--- Task data ---

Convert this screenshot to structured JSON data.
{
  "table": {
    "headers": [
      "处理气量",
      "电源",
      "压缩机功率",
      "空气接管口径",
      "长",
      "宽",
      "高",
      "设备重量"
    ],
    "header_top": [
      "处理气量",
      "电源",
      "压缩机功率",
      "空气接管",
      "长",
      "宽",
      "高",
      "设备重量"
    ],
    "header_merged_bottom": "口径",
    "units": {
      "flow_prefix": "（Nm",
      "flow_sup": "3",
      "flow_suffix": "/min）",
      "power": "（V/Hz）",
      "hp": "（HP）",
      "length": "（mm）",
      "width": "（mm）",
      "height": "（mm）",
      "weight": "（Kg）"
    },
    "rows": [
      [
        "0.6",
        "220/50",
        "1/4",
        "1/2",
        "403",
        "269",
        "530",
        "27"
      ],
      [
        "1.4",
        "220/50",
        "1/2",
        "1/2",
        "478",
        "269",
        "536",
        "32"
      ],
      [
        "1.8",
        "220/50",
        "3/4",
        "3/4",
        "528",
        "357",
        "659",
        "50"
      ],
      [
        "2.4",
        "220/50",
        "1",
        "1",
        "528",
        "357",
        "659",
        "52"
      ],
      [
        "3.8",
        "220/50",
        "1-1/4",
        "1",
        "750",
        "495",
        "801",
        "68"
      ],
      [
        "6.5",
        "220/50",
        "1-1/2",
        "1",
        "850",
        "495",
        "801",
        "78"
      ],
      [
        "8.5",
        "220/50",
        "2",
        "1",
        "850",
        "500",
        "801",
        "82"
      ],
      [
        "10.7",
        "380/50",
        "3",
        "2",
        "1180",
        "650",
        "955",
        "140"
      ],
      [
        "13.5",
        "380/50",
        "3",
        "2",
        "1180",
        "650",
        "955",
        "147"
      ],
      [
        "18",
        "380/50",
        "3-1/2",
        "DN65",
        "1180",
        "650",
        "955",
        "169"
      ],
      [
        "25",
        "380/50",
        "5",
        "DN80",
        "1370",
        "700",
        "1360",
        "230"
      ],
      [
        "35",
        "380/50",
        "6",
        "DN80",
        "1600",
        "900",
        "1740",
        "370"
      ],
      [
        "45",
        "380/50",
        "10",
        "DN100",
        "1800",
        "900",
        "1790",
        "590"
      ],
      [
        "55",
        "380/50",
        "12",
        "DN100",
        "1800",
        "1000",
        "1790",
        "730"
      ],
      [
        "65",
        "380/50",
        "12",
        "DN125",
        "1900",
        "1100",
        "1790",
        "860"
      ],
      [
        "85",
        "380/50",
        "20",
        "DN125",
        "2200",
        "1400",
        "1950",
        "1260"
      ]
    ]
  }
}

---
--- Task data ---

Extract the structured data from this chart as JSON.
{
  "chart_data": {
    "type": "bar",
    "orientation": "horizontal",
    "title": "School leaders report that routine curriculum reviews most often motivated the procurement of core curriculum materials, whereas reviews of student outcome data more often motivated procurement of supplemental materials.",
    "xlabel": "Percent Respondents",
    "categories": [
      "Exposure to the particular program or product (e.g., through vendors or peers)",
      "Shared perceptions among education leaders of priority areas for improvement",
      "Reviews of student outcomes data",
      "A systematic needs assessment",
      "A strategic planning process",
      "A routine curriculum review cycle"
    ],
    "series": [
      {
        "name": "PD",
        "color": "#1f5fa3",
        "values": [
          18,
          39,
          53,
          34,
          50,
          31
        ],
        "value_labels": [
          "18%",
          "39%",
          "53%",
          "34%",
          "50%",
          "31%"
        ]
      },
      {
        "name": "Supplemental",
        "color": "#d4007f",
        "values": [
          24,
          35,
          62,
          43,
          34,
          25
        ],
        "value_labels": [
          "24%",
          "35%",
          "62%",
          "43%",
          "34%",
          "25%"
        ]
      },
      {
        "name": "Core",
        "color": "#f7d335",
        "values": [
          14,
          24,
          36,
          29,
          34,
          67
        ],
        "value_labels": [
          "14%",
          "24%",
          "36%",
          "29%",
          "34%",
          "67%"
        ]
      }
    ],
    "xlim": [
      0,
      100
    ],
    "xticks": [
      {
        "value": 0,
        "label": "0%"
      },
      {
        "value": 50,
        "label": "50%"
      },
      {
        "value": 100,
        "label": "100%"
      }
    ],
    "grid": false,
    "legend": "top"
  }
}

---

Look through the entries above; copy every line holding the string "leaders".

    "title": "School leaders report that routine curriculum reviews most often motivated the procurement of core curriculum materials, whereas reviews of student outcome data more often motivated procurement of supplemental materials.",
      "Shared perceptions among education leaders of priority areas for improvement",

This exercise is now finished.